:: CHALLENGE ::
Extract each line holding the word "diamond" from the entries.

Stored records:
====

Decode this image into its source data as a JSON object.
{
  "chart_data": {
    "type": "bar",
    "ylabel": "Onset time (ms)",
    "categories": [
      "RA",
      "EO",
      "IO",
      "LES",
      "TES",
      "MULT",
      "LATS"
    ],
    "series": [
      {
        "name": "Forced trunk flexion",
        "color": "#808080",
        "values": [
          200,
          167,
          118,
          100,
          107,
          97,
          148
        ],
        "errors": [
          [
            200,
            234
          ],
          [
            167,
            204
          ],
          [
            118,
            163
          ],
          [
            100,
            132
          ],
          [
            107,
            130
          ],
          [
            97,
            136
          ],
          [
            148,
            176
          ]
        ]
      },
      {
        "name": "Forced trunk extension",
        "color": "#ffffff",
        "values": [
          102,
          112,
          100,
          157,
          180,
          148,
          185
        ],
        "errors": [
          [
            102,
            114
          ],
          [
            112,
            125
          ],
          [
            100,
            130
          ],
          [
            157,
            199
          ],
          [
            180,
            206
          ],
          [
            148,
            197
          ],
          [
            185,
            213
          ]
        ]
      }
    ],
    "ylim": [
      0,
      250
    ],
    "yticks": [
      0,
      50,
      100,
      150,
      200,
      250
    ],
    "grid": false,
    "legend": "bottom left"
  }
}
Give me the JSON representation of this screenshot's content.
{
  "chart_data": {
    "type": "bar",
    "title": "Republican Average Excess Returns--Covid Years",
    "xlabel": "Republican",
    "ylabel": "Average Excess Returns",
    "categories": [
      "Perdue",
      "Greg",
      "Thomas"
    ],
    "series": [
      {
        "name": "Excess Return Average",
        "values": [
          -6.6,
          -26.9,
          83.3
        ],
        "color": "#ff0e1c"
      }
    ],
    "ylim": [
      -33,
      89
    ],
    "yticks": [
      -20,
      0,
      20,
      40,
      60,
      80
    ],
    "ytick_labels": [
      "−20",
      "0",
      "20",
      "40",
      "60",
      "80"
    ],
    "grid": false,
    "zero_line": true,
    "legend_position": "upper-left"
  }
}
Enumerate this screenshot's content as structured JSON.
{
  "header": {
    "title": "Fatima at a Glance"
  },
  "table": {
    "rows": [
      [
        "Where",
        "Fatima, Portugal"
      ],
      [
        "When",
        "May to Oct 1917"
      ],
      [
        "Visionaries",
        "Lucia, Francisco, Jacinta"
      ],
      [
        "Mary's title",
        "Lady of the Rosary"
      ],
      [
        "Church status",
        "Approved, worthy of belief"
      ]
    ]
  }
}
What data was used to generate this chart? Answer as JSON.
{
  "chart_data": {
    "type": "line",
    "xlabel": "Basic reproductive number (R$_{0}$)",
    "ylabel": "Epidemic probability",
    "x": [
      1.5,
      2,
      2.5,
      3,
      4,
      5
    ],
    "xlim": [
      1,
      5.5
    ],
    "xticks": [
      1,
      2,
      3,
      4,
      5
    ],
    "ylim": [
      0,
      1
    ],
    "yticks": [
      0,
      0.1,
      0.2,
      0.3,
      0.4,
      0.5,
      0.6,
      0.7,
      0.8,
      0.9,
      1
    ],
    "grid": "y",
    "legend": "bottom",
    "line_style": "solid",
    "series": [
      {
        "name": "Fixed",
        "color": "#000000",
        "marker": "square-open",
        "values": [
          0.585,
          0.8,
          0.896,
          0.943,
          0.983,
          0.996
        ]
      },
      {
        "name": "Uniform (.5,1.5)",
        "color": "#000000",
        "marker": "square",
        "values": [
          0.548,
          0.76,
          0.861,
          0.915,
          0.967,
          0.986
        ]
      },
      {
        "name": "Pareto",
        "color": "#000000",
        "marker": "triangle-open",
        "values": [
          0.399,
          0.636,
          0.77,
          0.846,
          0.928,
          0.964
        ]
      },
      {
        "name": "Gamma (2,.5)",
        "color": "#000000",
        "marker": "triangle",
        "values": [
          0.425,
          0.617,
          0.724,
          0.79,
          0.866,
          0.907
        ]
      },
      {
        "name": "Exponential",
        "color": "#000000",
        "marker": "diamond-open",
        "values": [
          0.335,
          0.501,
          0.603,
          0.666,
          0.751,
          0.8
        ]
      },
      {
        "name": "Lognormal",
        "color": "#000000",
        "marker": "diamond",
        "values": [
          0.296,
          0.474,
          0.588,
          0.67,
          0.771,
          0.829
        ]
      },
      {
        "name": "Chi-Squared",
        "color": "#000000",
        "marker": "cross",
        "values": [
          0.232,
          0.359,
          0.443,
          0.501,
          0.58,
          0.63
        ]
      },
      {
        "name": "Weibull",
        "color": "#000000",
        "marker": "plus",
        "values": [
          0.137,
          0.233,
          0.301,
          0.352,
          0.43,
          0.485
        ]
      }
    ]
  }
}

====

:: SOLUTION ::
        "marker": "diamond-open",
        "marker": "diamond",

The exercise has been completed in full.